[Figure collection entries]
• • • • • • •

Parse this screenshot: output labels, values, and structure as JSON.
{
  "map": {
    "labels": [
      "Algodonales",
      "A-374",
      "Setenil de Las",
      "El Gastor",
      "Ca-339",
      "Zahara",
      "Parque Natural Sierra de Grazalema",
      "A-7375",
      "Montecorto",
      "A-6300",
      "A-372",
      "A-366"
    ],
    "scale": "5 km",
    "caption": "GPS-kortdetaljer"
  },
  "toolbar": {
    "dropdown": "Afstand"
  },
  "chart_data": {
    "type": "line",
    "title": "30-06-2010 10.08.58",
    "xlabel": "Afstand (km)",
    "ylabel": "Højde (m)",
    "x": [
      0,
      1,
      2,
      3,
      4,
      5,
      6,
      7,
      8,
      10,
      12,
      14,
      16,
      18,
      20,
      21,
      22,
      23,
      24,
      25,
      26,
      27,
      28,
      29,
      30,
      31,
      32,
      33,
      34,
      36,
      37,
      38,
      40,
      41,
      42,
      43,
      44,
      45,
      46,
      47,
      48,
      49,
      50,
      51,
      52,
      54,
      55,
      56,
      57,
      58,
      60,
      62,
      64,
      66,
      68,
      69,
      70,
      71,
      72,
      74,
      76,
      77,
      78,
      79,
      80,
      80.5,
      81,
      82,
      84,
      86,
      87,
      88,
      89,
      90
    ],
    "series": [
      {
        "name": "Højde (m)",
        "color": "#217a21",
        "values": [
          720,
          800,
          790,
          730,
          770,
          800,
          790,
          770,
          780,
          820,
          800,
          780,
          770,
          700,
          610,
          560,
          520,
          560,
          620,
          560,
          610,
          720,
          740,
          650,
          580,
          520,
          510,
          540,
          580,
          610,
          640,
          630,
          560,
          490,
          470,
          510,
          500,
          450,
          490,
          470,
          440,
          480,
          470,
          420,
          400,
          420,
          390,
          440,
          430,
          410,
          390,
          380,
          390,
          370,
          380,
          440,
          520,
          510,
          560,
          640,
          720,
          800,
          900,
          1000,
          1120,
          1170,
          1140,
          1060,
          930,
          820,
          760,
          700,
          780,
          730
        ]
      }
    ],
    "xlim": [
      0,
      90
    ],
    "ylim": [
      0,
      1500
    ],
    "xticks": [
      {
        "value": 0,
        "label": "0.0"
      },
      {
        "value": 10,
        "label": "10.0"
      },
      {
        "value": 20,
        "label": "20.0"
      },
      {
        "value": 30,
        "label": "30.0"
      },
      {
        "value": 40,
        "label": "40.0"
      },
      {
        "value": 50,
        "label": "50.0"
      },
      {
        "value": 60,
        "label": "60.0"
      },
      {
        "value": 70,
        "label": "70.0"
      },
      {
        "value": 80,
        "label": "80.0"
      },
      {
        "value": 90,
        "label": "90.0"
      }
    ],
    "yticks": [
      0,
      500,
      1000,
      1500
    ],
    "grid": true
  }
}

• • • • • • •

- Challenge: All of the entries must be quoted exactly; please include each one.

- Expected answer:
Parse this screenshot: output labels, values, and structure as JSON.
{
  "map": {
    "labels": [
      "Algodonales",
      "A-374",
      "Setenil de Las",
      "El Gastor",
      "Ca-339",
      "Zahara",
      "Parque Natural Sierra de Grazalema",
      "A-7375",
      "Montecorto",
      "A-6300",
      "A-372",
      "A-366"
    ],
    "scale": "5 km",
    "caption": "GPS-kortdetaljer"
  },
  "toolbar": {
    "dropdown": "Afstand"
  },
  "chart_data": {
    "type": "line",
    "title": "30-06-2010 10.08.58",
    "xlabel": "Afstand (km)",
    "ylabel": "Højde (m)",
    "x": [
      0,
      1,
      2,
      3,
      4,
      5,
      6,
      7,
      8,
      10,
      12,
      14,
      16,
      18,
      20,
      21,
      22,
      23,
      24,
      25,
      26,
      27,
      28,
      29,
      30,
      31,
      32,
      33,
      34,
      36,
      37,
      38,
      40,
      41,
      42,
      43,
      44,
      45,
      46,
      47,
      48,
      49,
      50,
      51,
      52,
      54,
      55,
      56,
      57,
      58,
      60,
      62,
      64,
      66,
      68,
      69,
      70,
      71,
      72,
      74,
      76,
      77,
      78,
      79,
      80,
      80.5,
      81,
      82,
      84,
      86,
      87,
      88,
      89,
      90
    ],
    "series": [
      {
        "name": "Højde (m)",
        "color": "#217a21",
        "values": [
          720,
          800,
          790,
          730,
          770,
          800,
          790,
          770,
          780,
          820,
          800,
          780,
          770,
          700,
          610,
          560,
          520,
          560,
          620,
          560,
          610,
          720,
          740,
          650,
          580,
          520,
          510,
          540,
          580,
          610,
          640,
          630,
          560,
          490,
          470,
          510,
          500,
          450,
          490,
          470,
          440,
          480,
          470,
          420,
          400,
          420,
          390,
          440,
          430,
          410,
          390,
          380,
          390,
          370,
          380,
          440,
          520,
          510,
          560,
          640,
          720,
          800,
          900,
          1000,
          1120,
          1170,
          1140,
          1060,
          930,
          820,
          760,
          700,
          780,
          730
        ]
      }
    ],
    "xlim": [
      0,
      90
    ],
    "ylim": [
      0,
      1500
    ],
    "xticks": [
      {
        "value": 0,
        "label": "0.0"
      },
      {
        "value": 10,
        "label": "10.0"
      },
      {
        "value": 20,
        "label": "20.0"
      },
      {
        "value": 30,
        "label": "30.0"
      },
      {
        "value": 40,
        "label": "40.0"
      },
      {
        "value": 50,
        "label": "50.0"
      },
      {
        "value": 60,
        "label": "60.0"
      },
      {
        "value": 70,
        "label": "70.0"
      },
      {
        "value": 80,
        "label": "80.0"
      },
      {
        "value": 90,
        "label": "90.0"
      }
    ],
    "yticks": [
      0,
      500,
      1000,
      1500
    ],
    "grid": true
  }
}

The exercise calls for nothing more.